Show each line of the data below that has the string "most" in it.
** Start of DATA SHOWN **
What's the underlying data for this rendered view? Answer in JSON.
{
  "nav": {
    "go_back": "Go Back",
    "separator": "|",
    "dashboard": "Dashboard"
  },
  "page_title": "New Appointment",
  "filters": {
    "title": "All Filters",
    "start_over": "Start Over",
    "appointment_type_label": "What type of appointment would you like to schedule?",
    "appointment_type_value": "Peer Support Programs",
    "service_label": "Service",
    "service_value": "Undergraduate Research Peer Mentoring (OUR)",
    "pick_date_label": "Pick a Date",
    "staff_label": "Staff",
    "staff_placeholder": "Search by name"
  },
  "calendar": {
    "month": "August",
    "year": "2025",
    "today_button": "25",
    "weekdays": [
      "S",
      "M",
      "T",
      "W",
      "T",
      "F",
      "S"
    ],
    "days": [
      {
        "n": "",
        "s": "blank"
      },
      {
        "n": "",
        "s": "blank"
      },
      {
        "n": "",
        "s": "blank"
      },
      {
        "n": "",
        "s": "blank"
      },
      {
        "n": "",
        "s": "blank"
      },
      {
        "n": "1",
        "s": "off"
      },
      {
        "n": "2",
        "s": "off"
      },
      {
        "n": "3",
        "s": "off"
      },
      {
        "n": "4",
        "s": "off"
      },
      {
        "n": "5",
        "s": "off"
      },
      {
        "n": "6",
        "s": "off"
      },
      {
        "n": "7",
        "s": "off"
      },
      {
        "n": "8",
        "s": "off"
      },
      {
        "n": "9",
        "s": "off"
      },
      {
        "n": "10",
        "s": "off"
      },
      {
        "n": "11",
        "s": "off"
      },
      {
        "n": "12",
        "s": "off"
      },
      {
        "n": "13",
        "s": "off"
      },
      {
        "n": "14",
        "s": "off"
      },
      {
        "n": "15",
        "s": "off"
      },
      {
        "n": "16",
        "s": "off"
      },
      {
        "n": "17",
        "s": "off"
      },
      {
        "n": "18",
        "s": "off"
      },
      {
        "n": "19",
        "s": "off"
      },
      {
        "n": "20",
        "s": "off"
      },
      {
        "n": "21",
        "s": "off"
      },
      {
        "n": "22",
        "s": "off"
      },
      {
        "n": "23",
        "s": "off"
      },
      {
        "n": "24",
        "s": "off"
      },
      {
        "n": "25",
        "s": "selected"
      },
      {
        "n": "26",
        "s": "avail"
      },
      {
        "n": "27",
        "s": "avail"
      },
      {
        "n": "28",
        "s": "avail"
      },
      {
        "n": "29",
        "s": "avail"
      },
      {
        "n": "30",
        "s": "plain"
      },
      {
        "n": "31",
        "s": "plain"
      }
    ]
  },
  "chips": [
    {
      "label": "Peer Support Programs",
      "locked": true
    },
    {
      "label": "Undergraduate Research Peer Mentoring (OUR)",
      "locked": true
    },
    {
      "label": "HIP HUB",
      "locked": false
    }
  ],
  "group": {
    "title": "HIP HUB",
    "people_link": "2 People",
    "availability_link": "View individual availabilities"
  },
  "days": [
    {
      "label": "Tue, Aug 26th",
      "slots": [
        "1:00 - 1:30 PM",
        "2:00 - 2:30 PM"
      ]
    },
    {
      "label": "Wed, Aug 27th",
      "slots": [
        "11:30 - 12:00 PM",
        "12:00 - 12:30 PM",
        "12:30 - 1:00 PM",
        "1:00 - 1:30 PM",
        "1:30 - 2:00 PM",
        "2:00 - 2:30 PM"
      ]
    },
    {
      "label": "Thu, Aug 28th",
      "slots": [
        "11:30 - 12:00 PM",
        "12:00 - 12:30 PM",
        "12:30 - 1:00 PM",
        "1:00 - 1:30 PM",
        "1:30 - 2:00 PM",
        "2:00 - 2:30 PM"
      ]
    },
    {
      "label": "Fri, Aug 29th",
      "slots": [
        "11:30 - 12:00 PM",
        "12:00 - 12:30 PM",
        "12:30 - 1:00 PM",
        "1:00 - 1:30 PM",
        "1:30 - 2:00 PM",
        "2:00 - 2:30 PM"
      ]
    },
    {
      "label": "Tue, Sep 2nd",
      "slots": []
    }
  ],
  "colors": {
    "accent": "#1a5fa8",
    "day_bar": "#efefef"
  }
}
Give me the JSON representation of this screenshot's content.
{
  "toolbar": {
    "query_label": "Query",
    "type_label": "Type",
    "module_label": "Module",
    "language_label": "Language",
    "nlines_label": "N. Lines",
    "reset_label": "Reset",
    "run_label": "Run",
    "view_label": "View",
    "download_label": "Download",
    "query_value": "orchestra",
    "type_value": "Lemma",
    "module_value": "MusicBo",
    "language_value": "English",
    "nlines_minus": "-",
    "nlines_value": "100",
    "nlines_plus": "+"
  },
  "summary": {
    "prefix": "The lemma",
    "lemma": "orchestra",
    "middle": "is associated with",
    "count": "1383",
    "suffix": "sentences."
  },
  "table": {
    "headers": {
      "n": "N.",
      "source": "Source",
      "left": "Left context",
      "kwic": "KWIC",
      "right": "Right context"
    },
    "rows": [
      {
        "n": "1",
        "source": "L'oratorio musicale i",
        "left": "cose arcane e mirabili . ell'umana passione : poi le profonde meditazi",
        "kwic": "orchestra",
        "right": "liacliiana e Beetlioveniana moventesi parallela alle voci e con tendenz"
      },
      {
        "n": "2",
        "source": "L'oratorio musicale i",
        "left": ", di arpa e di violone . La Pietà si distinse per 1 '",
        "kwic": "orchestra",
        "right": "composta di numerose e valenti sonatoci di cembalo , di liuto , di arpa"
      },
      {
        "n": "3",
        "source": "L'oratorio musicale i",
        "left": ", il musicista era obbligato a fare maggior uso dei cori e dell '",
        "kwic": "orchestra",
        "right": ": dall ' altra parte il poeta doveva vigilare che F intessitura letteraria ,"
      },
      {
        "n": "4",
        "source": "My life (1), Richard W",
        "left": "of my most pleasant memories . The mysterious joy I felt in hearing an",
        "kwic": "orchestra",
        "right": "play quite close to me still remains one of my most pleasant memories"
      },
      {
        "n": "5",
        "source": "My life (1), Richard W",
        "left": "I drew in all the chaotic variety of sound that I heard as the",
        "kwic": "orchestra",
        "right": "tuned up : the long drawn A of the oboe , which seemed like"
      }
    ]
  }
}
** End of DATA SHOWN **
▸ WORKED SOLUTION:
        "left": "of my most pleasant memories . The mysterious joy I felt in hearing an",
        "right": "play quite close to me still remains one of my most pleasant memories"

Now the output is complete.